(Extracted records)
►

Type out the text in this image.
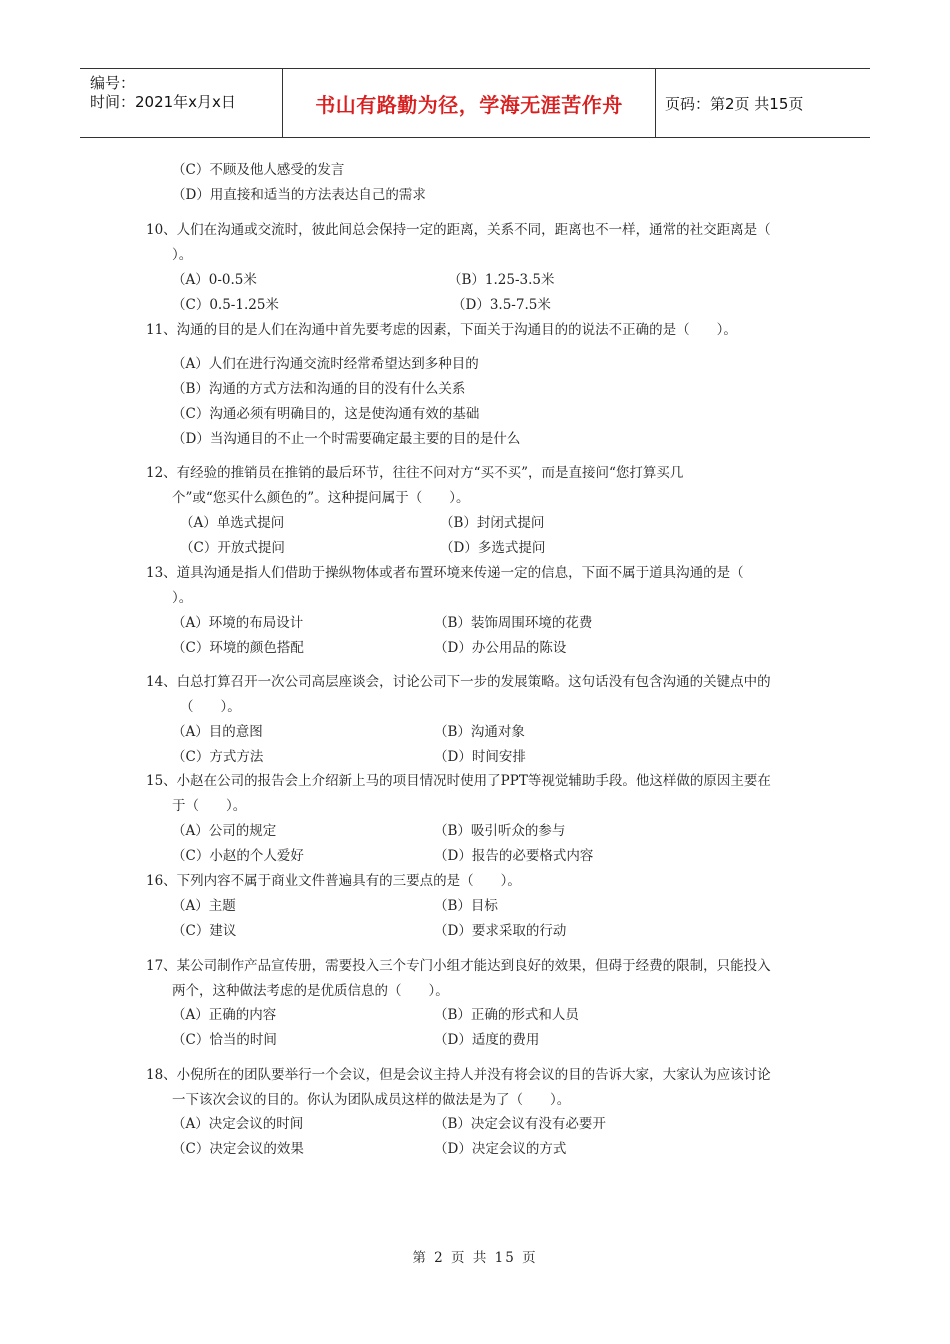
编号：
时间：2021年x月x日	书山有路勤为径，学海无涯苦作舟	页码：第2页 共15页
（C）不顾及他人感受的发言
（D）用直接和适当的方法表达自己的需求
10、人们在沟通或交流时，彼此间总会保持一定的距离，关系不同，距离也不一样，通常的社交距离是（
）。
（A）0-0.5米	（B）1.25-3.5米
（C）0.5-1.25米	（D）3.5-7.5米
11、沟通的目的是人们在沟通中首先要考虑的因素，下面关于沟通目的的说法不正确的是（　　）。
（A）人们在进行沟通交流时经常希望达到多种目的
（B）沟通的方式方法和沟通的目的没有什么关系
（C）沟通必须有明确目的，这是使沟通有效的基础
（D）当沟通目的不止一个时需要确定最主要的目的是什么
12、有经验的推销员在推销的最后环节，往往不问对方“买不买”，而是直接问“您打算买几
个”或“您买什么颜色的”。这种提问属于（　　）。
（A）单选式提问	（B）封闭式提问
（C）开放式提问	（D）多选式提问
13、道具沟通是指人们借助于操纵物体或者布置环境来传递一定的信息，下面不属于道具沟通的是（
）。
（A）环境的布局设计	（B）装饰周围环境的花费
（C）环境的颜色搭配	（D）办公用品的陈设
14、白总打算召开一次公司高层座谈会，讨论公司下一步的发展策略。这句话没有包含沟通的关键点中的
（　　）。
（A）目的意图	（B）沟通对象
（C）方式方法	（D）时间安排
15、小赵在公司的报告会上介绍新上马的项目情况时使用了PPT等视觉辅助手段。他这样做的原因主要在
于（　　）。
（A）公司的规定	（B）吸引听众的参与
（C）小赵的个人爱好	（D）报告的必要格式内容
16、下列内容不属于商业文件普遍具有的三要点的是（　　）。
（A）主题	（B）目标
（C）建议	（D）要求采取的行动
17、某公司制作产品宣传册，需要投入三个专门小组才能达到良好的效果，但碍于经费的限制，只能投入
两个，这种做法考虑的是优质信息的（　　）。
（A）正确的内容	（B）正确的形式和人员
（C）恰当的时间	（D）适度的费用
18、小倪所在的团队要举行一个会议，但是会议主持人并没有将会议的目的告诉大家，大家认为应该讨论
一下该次会议的目的。你认为团队成员这样的做法是为了（　　）。
（A）决定会议的时间	（B）决定会议有没有必要开
（C）决定会议的效果	（D）决定会议的方式
第 2 页 共 15 页
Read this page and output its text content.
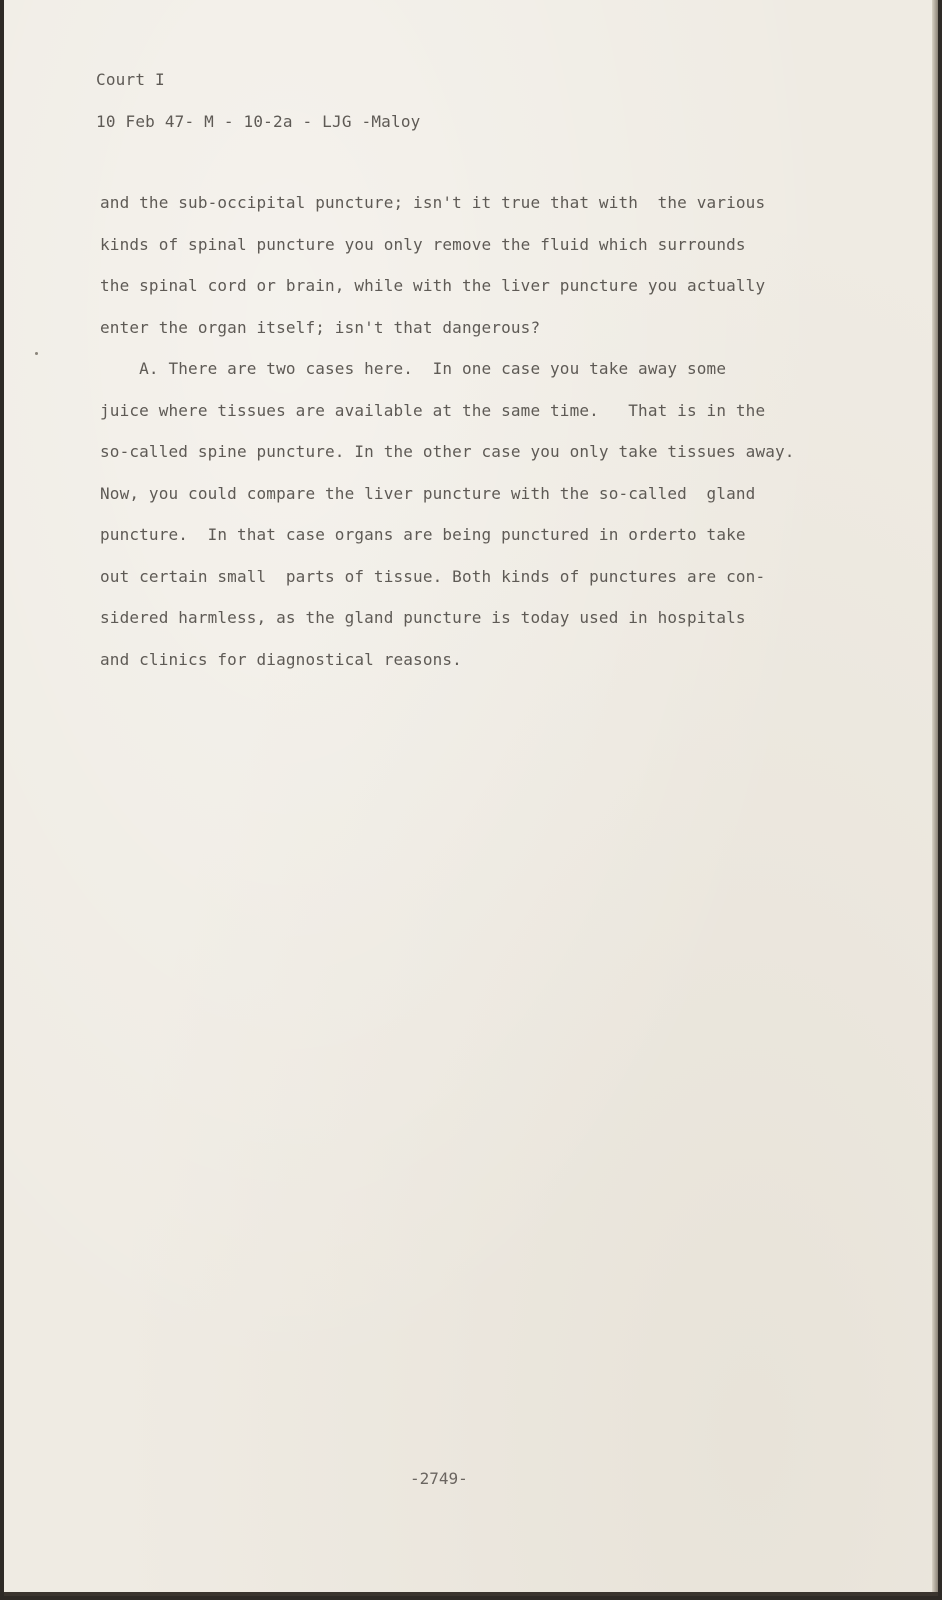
Court I

10 Feb 47- M - 10-2a - LJG -Maloy

and the sub-occipital puncture; isn't it true that with  the various

kinds of spinal puncture you only remove the fluid which surrounds

the spinal cord or brain, while with the liver puncture you actually

enter the organ itself; isn't that dangerous?

A. There are two cases here.  In one case you take away some

juice where tissues are available at the same time.   That is in the

so-called spine puncture. In the other case you only take tissues away.

Now, you could compare the liver puncture with the so-called  gland

puncture.  In that case organs are being punctured in orderto take

out certain small  parts of tissue. Both kinds of punctures are con-

sidered harmless, as the gland puncture is today used in hospitals

and clinics for diagnostical reasons.

-2749-
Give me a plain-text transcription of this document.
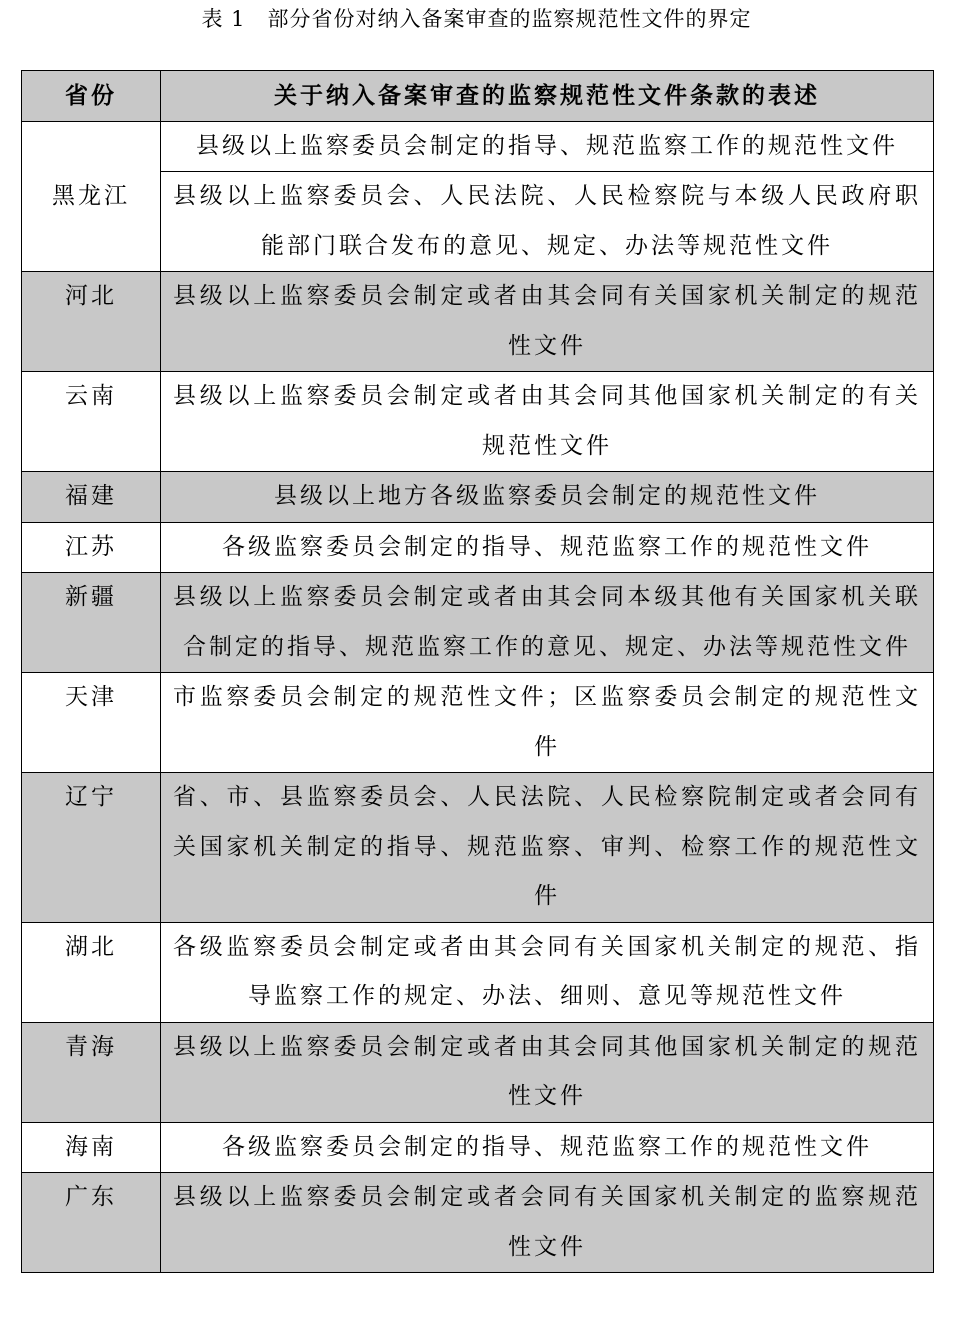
表 1 部分省份对纳入备案审查的监察规范性文件的界定
省份	关于纳入备案审查的监察规范性文件条款的表述
黑龙江	县级以上监察委员会制定的指导、规范监察工作的规范性文件
	县级以上监察委员会、人民法院、人民检察院与本级人民政府职能部门联合发布的意见、规定、办法等规范性文件
河北	县级以上监察委员会制定或者由其会同有关国家机关制定的规范性文件
云南	县级以上监察委员会制定或者由其会同其他国家机关制定的有关规范性文件
福建	县级以上地方各级监察委员会制定的规范性文件
江苏	各级监察委员会制定的指导、规范监察工作的规范性文件
新疆	县级以上监察委员会制定或者由其会同本级其他有关国家机关联合制定的指导、规范监察工作的意见、规定、办法等规范性文件
天津	市监察委员会制定的规范性文件；区监察委员会制定的规范性文件
辽宁	省、市、县监察委员会、人民法院、人民检察院制定或者会同有关国家机关制定的指导、规范监察、审判、检察工作的规范性文件
湖北	各级监察委员会制定或者由其会同有关国家机关制定的规范、指导监察工作的规定、办法、细则、意见等规范性文件
青海	县级以上监察委员会制定或者由其会同其他国家机关制定的规范性文件
海南	各级监察委员会制定的指导、规范监察工作的规范性文件
广东	县级以上监察委员会制定或者会同有关国家机关制定的监察规范性文件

◄

# [PROBLEM]
Extract every line of the records above that contains the word "away".

# [FINAL RESULT]
A. There are two cases here.  In one case you take away some
so-called spine puncture. In the other case you only take tissues away.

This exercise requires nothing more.